● **Problem**
The records below are to be repeated in full, exactly as they are.

● **Stored data**
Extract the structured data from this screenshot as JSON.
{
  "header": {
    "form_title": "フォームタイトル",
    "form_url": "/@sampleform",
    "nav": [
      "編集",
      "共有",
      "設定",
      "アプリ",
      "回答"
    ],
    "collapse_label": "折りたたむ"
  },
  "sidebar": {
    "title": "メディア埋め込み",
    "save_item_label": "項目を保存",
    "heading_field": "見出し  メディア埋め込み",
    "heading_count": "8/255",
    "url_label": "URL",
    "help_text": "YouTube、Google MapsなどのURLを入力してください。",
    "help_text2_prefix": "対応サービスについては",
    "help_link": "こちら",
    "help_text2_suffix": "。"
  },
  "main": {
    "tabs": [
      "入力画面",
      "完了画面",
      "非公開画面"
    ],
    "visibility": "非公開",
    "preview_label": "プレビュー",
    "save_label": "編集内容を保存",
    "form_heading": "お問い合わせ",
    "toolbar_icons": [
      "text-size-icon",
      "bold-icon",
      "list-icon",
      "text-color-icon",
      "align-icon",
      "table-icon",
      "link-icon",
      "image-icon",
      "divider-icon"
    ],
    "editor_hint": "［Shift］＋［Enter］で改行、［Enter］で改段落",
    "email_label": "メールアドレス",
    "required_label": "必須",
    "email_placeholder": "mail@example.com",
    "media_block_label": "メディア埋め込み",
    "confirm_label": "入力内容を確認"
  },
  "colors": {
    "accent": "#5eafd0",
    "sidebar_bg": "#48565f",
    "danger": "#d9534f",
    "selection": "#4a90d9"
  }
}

● **Complete output**
Extract the structured data from this screenshot as JSON.
{
  "header": {
    "form_title": "フォームタイトル",
    "form_url": "/@sampleform",
    "nav": [
      "編集",
      "共有",
      "設定",
      "アプリ",
      "回答"
    ],
    "collapse_label": "折りたたむ"
  },
  "sidebar": {
    "title": "メディア埋め込み",
    "save_item_label": "項目を保存",
    "heading_field": "見出し  メディア埋め込み",
    "heading_count": "8/255",
    "url_label": "URL",
    "help_text": "YouTube、Google MapsなどのURLを入力してください。",
    "help_text2_prefix": "対応サービスについては",
    "help_link": "こちら",
    "help_text2_suffix": "。"
  },
  "main": {
    "tabs": [
      "入力画面",
      "完了画面",
      "非公開画面"
    ],
    "visibility": "非公開",
    "preview_label": "プレビュー",
    "save_label": "編集内容を保存",
    "form_heading": "お問い合わせ",
    "toolbar_icons": [
      "text-size-icon",
      "bold-icon",
      "list-icon",
      "text-color-icon",
      "align-icon",
      "table-icon",
      "link-icon",
      "image-icon",
      "divider-icon"
    ],
    "editor_hint": "［Shift］＋［Enter］で改行、［Enter］で改段落",
    "email_label": "メールアドレス",
    "required_label": "必須",
    "email_placeholder": "mail@example.com",
    "media_block_label": "メディア埋め込み",
    "confirm_label": "入力内容を確認"
  },
  "colors": {
    "accent": "#5eafd0",
    "sidebar_bg": "#48565f",
    "danger": "#d9534f",
    "selection": "#4a90d9"
  }
}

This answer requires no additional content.